#### To be done:
In the data below, find every line with the string "description" and pull it out.

Dataset items
###
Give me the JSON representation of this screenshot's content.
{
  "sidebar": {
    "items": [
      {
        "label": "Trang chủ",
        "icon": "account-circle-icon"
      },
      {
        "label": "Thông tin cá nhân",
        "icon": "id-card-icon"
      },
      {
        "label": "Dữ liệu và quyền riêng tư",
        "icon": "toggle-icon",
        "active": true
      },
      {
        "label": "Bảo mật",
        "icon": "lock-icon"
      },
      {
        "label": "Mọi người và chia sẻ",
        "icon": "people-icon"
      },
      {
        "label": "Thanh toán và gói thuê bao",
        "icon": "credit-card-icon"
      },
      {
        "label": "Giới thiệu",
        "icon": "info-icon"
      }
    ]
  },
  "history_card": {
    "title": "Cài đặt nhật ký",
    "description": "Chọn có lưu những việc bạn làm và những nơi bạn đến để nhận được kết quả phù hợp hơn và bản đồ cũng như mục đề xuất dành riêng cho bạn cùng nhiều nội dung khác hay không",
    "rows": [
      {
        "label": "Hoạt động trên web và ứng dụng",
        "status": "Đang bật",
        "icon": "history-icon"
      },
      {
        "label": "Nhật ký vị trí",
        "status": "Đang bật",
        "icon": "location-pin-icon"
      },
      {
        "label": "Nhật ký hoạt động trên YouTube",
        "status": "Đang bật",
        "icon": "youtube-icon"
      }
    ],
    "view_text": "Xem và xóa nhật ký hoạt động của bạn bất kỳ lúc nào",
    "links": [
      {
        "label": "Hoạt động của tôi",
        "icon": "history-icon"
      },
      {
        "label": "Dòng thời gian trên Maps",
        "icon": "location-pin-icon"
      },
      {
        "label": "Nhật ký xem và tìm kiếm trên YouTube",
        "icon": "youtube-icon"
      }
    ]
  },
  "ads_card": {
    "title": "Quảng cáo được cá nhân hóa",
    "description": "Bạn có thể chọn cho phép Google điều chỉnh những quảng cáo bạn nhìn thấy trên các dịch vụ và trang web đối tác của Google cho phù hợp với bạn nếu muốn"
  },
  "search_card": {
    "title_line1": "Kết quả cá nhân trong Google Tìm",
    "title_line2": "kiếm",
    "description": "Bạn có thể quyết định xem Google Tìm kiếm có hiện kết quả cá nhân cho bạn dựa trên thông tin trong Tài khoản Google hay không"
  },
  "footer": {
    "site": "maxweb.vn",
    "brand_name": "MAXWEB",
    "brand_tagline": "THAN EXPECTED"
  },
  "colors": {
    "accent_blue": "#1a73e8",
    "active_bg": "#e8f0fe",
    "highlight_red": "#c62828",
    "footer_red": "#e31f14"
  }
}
###
#### Solution for this problem:
    "description": "Chọn có lưu những việc bạn làm và những nơi bạn đến để nhận được kết quả phù hợp hơn và bản đồ cũng như mục đề xuất dành riêng cho bạn cùng nhiều nội dung khác hay không",
    "description": "Bạn có thể chọn cho phép Google điều chỉnh những quảng cáo bạn nhìn thấy trên các dịch vụ và trang web đối tác của Google cho phù hợp với bạn nếu muốn"
    "description": "Bạn có thể quyết định xem Google Tìm kiếm có hiện kết quả cá nhân cho bạn dựa trên thông tin trong Tài khoản Google hay không"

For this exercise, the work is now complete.